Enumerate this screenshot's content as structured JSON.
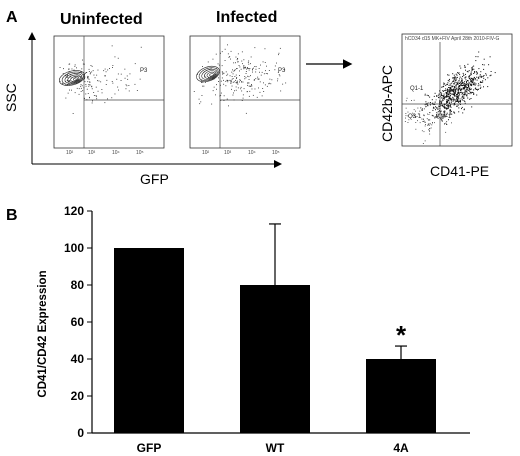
{
  "panel_a": {
    "letter": "A",
    "plots": [
      {
        "title": "Uninfected",
        "gate": "P3"
      },
      {
        "title": "Infected",
        "gate": "P3"
      }
    ],
    "y_axis_label": "SSC",
    "x_axis_label": "GFP",
    "result_plot": {
      "header": "hCD34 d15 MK+FIV April 28th 2010-FIV-G",
      "y_axis_label": "CD42b-APC",
      "x_axis_label": "CD41-PE",
      "quadrants": [
        "Q1-1",
        "Q3-1",
        "Q4-1"
      ]
    }
  },
  "panel_b": {
    "letter": "B"
  },
  "chart_data": {
    "type": "bar",
    "categories": [
      "GFP",
      "WT",
      "4A"
    ],
    "values": [
      100,
      80,
      40
    ],
    "error_plus": [
      0,
      33,
      7
    ],
    "annotations": [
      {
        "category": "4A",
        "text": "*"
      }
    ],
    "title": "",
    "xlabel": "",
    "ylabel": "CD41/CD42 Expression",
    "ylim": [
      0,
      120
    ],
    "yticks": [
      0,
      20,
      40,
      60,
      80,
      100,
      120
    ],
    "grid": false,
    "bar_color": "#000000"
  }
}
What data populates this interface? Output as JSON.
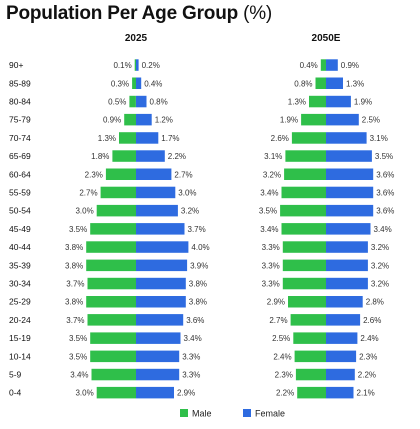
{
  "title": "Population Per Age Group",
  "title_unit": "(%)",
  "chart_data": {
    "type": "bar",
    "title": "Population Per Age Group (%)",
    "categories": [
      "90+",
      "85-89",
      "80-84",
      "75-79",
      "70-74",
      "65-69",
      "60-64",
      "55-59",
      "50-54",
      "45-49",
      "40-44",
      "35-39",
      "30-34",
      "25-29",
      "20-24",
      "15-19",
      "10-14",
      "5-9",
      "0-4"
    ],
    "panels": [
      {
        "name": "2025",
        "series": [
          {
            "name": "Male",
            "values": [
              0.1,
              0.3,
              0.5,
              0.9,
              1.3,
              1.8,
              2.3,
              2.7,
              3.0,
              3.5,
              3.8,
              3.8,
              3.7,
              3.8,
              3.7,
              3.5,
              3.5,
              3.4,
              3.0
            ]
          },
          {
            "name": "Female",
            "values": [
              0.2,
              0.4,
              0.8,
              1.2,
              1.7,
              2.2,
              2.7,
              3.0,
              3.2,
              3.7,
              4.0,
              3.9,
              3.8,
              3.8,
              3.6,
              3.4,
              3.3,
              3.3,
              2.9
            ]
          }
        ]
      },
      {
        "name": "2050E",
        "series": [
          {
            "name": "Male",
            "values": [
              0.4,
              0.8,
              1.3,
              1.9,
              2.6,
              3.1,
              3.2,
              3.4,
              3.5,
              3.4,
              3.3,
              3.3,
              3.3,
              2.9,
              2.7,
              2.5,
              2.4,
              2.3,
              2.2
            ]
          },
          {
            "name": "Female",
            "values": [
              0.9,
              1.3,
              1.9,
              2.5,
              3.1,
              3.5,
              3.6,
              3.6,
              3.6,
              3.4,
              3.2,
              3.2,
              3.2,
              2.8,
              2.6,
              2.4,
              2.3,
              2.2,
              2.1
            ]
          }
        ]
      }
    ],
    "legend": {
      "position": "bottom",
      "items": [
        "Male",
        "Female"
      ]
    },
    "grid": false,
    "colors": {
      "Male": "#2fbf4a",
      "Female": "#2e6be0"
    }
  }
}
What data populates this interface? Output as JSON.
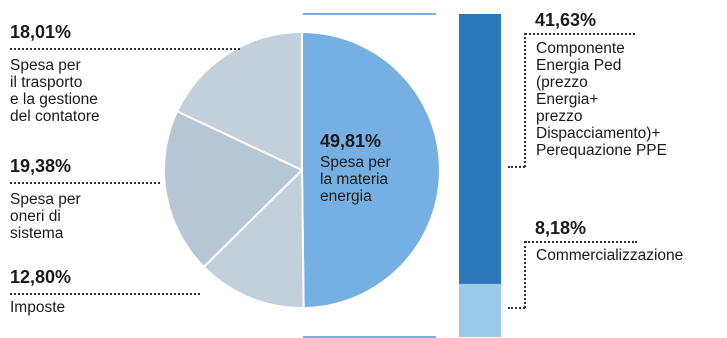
{
  "chart_data": {
    "type": "pie",
    "slices": [
      {
        "label": "Spesa per la materia energia",
        "value": 49.81,
        "display": "49,81%",
        "color": "#76afe1"
      },
      {
        "label": "Imposte",
        "value": 12.8,
        "display": "12,80%",
        "color": "#c3cfdb"
      },
      {
        "label": "Spesa per oneri di sistema",
        "value": 19.38,
        "display": "19,38%",
        "color": "#b7c6d4"
      },
      {
        "label": "Spesa per il trasporto e la gestione del contatore",
        "value": 18.01,
        "display": "18,01%",
        "color": "#c3cfdb"
      }
    ],
    "breakdown": {
      "of": "Spesa per la materia energia",
      "segments": [
        {
          "label": "Componente Energia Ped (prezzo Energia+ prezzo Dispacciamento)+ Perequazione PPE",
          "value": 41.63,
          "display": "41,63%",
          "color": "#2a78bb"
        },
        {
          "label": "Commercializzazione",
          "value": 8.18,
          "display": "8,18%",
          "color": "#9ac9ea"
        }
      ]
    }
  },
  "labels": {
    "trasporto": {
      "pct": "18,01%",
      "lines": [
        "Spesa per",
        "il trasporto",
        "e la gestione",
        "del contatore"
      ]
    },
    "oneri": {
      "pct": "19,38%",
      "lines": [
        "Spesa per",
        "oneri di",
        "sistema"
      ]
    },
    "imposte": {
      "pct": "12,80%",
      "lines": [
        "Imposte"
      ]
    },
    "materia": {
      "pct": "49,81%",
      "lines": [
        "Spesa per",
        "la materia",
        "energia"
      ]
    },
    "componente": {
      "pct": "41,63%",
      "lines": [
        "Componente",
        "Energia Ped",
        "(prezzo",
        "Energia+",
        "prezzo",
        "Dispacciamento)+",
        "Perequazione PPE"
      ]
    },
    "commercializzazione": {
      "pct": "8,18%",
      "lines": [
        "Commercializzazione"
      ]
    }
  }
}
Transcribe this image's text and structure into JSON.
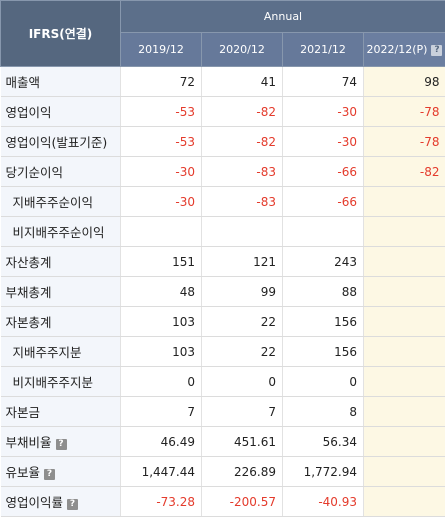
{
  "header": {
    "corner": "IFRS(연결)",
    "group": "Annual",
    "periods": [
      "2019/12",
      "2020/12",
      "2021/12",
      "2022/12(P)"
    ],
    "help_glyph": "?"
  },
  "rows": [
    {
      "label": "매출액",
      "sub": false,
      "help": false,
      "values": [
        "72",
        "41",
        "74",
        "98"
      ]
    },
    {
      "label": "영업이익",
      "sub": false,
      "help": false,
      "values": [
        "-53",
        "-82",
        "-30",
        "-78"
      ]
    },
    {
      "label": "영업이익(발표기준)",
      "sub": false,
      "help": false,
      "values": [
        "-53",
        "-82",
        "-30",
        "-78"
      ]
    },
    {
      "label": "당기순이익",
      "sub": false,
      "help": false,
      "values": [
        "-30",
        "-83",
        "-66",
        "-82"
      ]
    },
    {
      "label": "지배주주순이익",
      "sub": true,
      "help": false,
      "values": [
        "-30",
        "-83",
        "-66",
        ""
      ]
    },
    {
      "label": "비지배주주순이익",
      "sub": true,
      "help": false,
      "values": [
        "",
        "",
        "",
        ""
      ]
    },
    {
      "label": "자산총계",
      "sub": false,
      "help": false,
      "values": [
        "151",
        "121",
        "243",
        ""
      ]
    },
    {
      "label": "부채총계",
      "sub": false,
      "help": false,
      "values": [
        "48",
        "99",
        "88",
        ""
      ]
    },
    {
      "label": "자본총계",
      "sub": false,
      "help": false,
      "values": [
        "103",
        "22",
        "156",
        ""
      ]
    },
    {
      "label": "지배주주지분",
      "sub": true,
      "help": false,
      "values": [
        "103",
        "22",
        "156",
        ""
      ]
    },
    {
      "label": "비지배주주지분",
      "sub": true,
      "help": false,
      "values": [
        "0",
        "0",
        "0",
        ""
      ]
    },
    {
      "label": "자본금",
      "sub": false,
      "help": false,
      "values": [
        "7",
        "7",
        "8",
        ""
      ]
    },
    {
      "label": "부채비율",
      "sub": false,
      "help": true,
      "values": [
        "46.49",
        "451.61",
        "56.34",
        ""
      ]
    },
    {
      "label": "유보율",
      "sub": false,
      "help": true,
      "values": [
        "1,447.44",
        "226.89",
        "1,772.94",
        ""
      ]
    },
    {
      "label": "영업이익률",
      "sub": false,
      "help": true,
      "values": [
        "-73.28",
        "-200.57",
        "-40.93",
        ""
      ]
    }
  ],
  "colors": {
    "negative": "#e43b2c",
    "header": "#5c6f8a",
    "projection_bg": "#fdf8e4"
  }
}
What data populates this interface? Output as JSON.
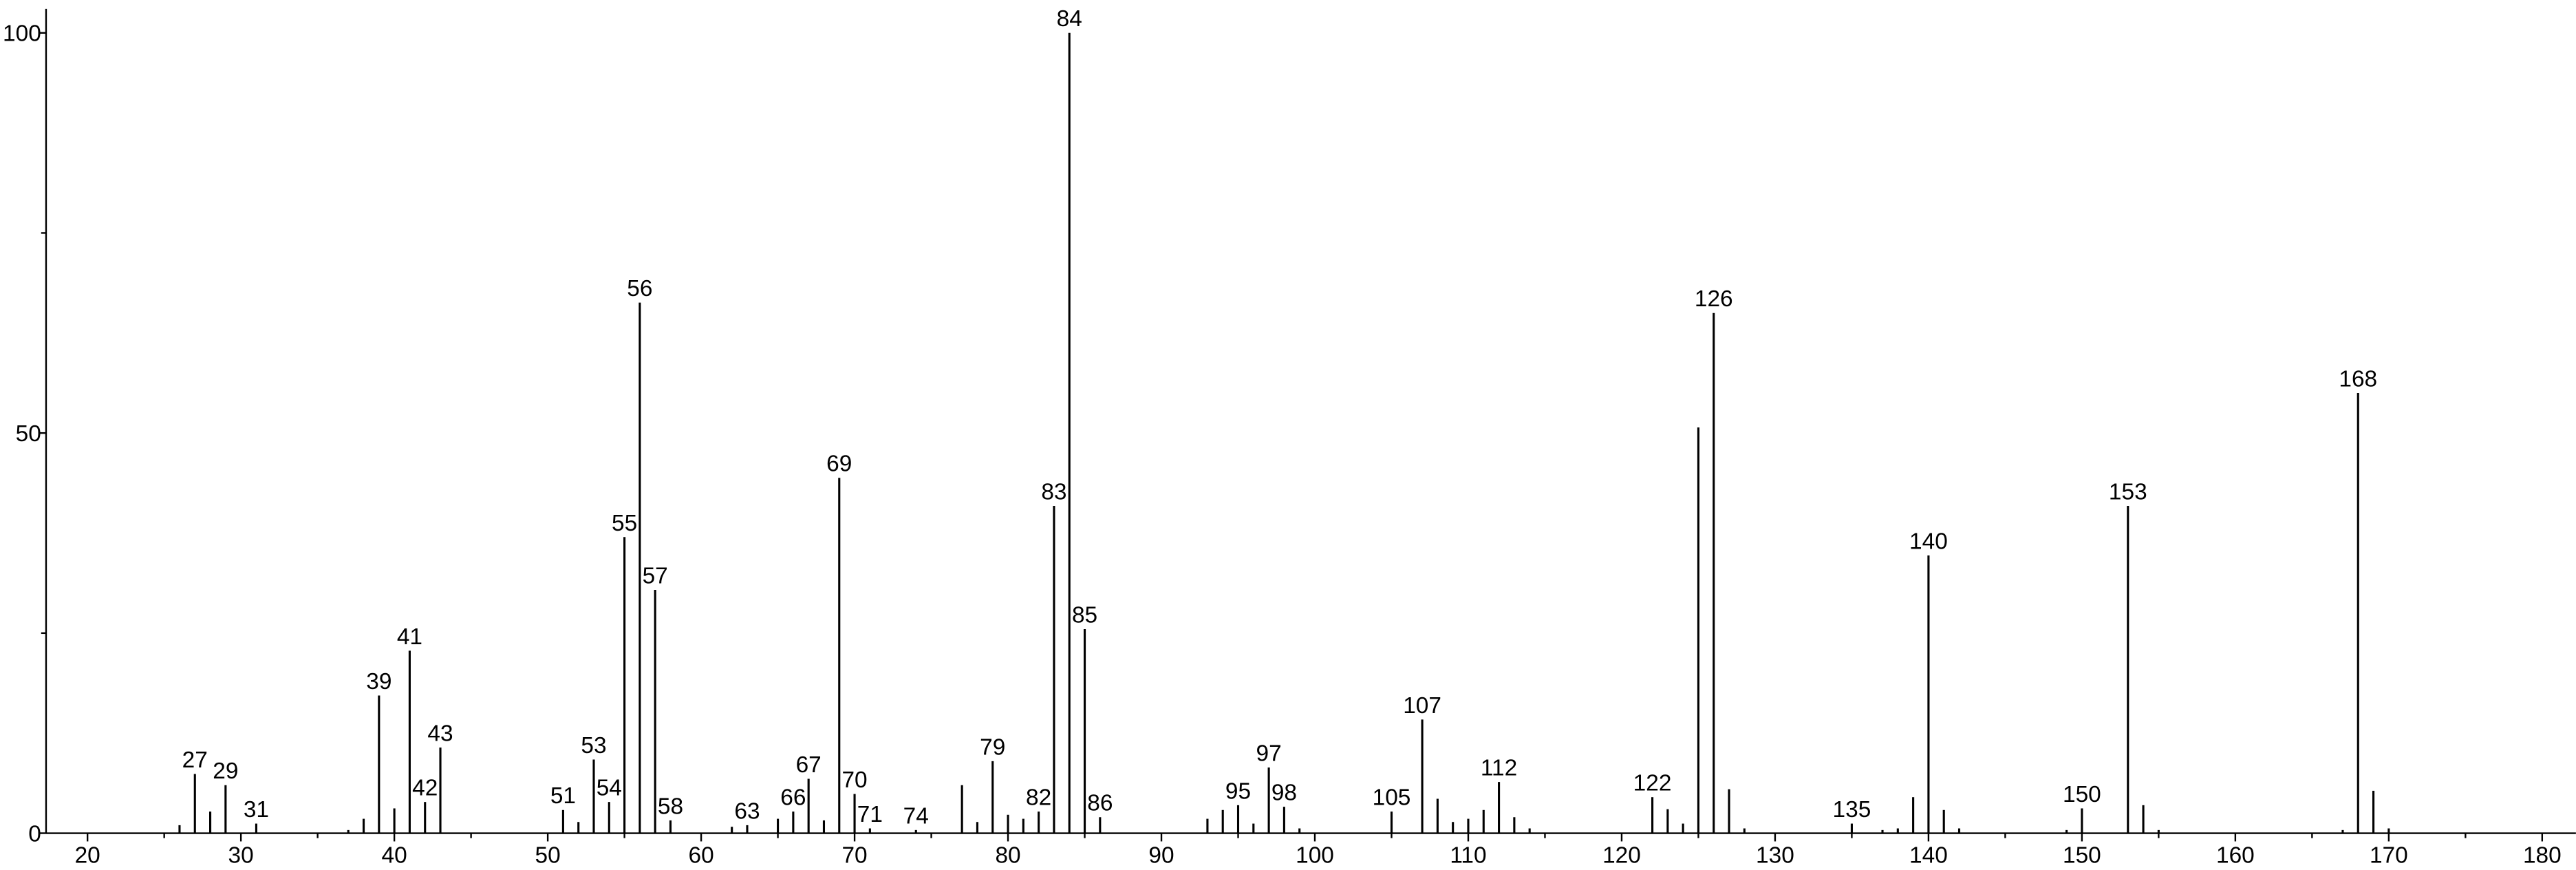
{
  "chart_data": {
    "type": "stem",
    "x": [
      26,
      27,
      28,
      29,
      31,
      37,
      38,
      39,
      40,
      41,
      42,
      43,
      51,
      52,
      53,
      54,
      55,
      56,
      57,
      58,
      62,
      63,
      65,
      66,
      67,
      68,
      69,
      70,
      71,
      74,
      77,
      78,
      79,
      80,
      81,
      82,
      83,
      84,
      85,
      86,
      93,
      94,
      95,
      96,
      97,
      98,
      99,
      105,
      107,
      108,
      109,
      110,
      111,
      112,
      113,
      114,
      122,
      123,
      124,
      125,
      126,
      127,
      128,
      135,
      137,
      138,
      139,
      140,
      141,
      142,
      149,
      150,
      153,
      154,
      155,
      167,
      168,
      169,
      170
    ],
    "values": [
      1,
      7.4,
      2.7,
      6,
      1.2,
      0.4,
      1.8,
      17.2,
      3.1,
      22.8,
      3.9,
      10.7,
      2.9,
      1.4,
      9.2,
      3.9,
      37,
      66.3,
      30.4,
      1.6,
      0.8,
      1,
      1.8,
      2.7,
      6.8,
      1.6,
      44.4,
      4.9,
      0.6,
      0.4,
      6,
      1.4,
      9,
      2.3,
      1.8,
      2.7,
      40.9,
      100,
      25.5,
      2,
      1.8,
      2.9,
      3.5,
      1.2,
      8.2,
      3.3,
      0.6,
      2.7,
      14.2,
      4.3,
      1.4,
      1.8,
      2.9,
      6.4,
      2,
      0.6,
      4.5,
      3,
      1.2,
      50.7,
      65,
      5.5,
      0.6,
      1.2,
      0.4,
      0.6,
      4.5,
      34.7,
      2.9,
      0.6,
      0.4,
      3.1,
      40.9,
      3.5,
      0.4,
      0.4,
      55,
      5.3,
      0.6
    ],
    "show_label": [
      false,
      true,
      false,
      true,
      true,
      false,
      false,
      true,
      false,
      true,
      true,
      true,
      true,
      false,
      true,
      true,
      true,
      true,
      true,
      true,
      false,
      true,
      false,
      true,
      true,
      false,
      true,
      true,
      true,
      true,
      false,
      false,
      true,
      false,
      false,
      true,
      true,
      true,
      true,
      true,
      false,
      false,
      true,
      false,
      true,
      true,
      false,
      true,
      true,
      false,
      false,
      false,
      false,
      true,
      false,
      false,
      true,
      false,
      false,
      false,
      true,
      false,
      false,
      true,
      false,
      false,
      false,
      true,
      false,
      false,
      false,
      true,
      true,
      false,
      false,
      false,
      true,
      false,
      false
    ],
    "color": "#000000",
    "xlim": [
      17.3,
      182.2
    ],
    "xticks": [
      20,
      30,
      40,
      50,
      60,
      70,
      80,
      90,
      100,
      110,
      120,
      130,
      140,
      150,
      160,
      170,
      180
    ],
    "xminorticks": [
      25,
      35,
      45,
      55,
      65,
      75,
      85,
      95,
      105,
      115,
      125,
      135,
      145,
      155,
      165,
      175
    ],
    "ylim": [
      0,
      103
    ],
    "yticks": [
      0,
      50,
      100
    ],
    "yminorticks": [
      25,
      75
    ]
  }
}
——————————
= The exercise =
Pick out the lines that have the word "text". Copy them all.

= Final answer =
        "text": "*"
Transcribe this image's text and structure into JSON.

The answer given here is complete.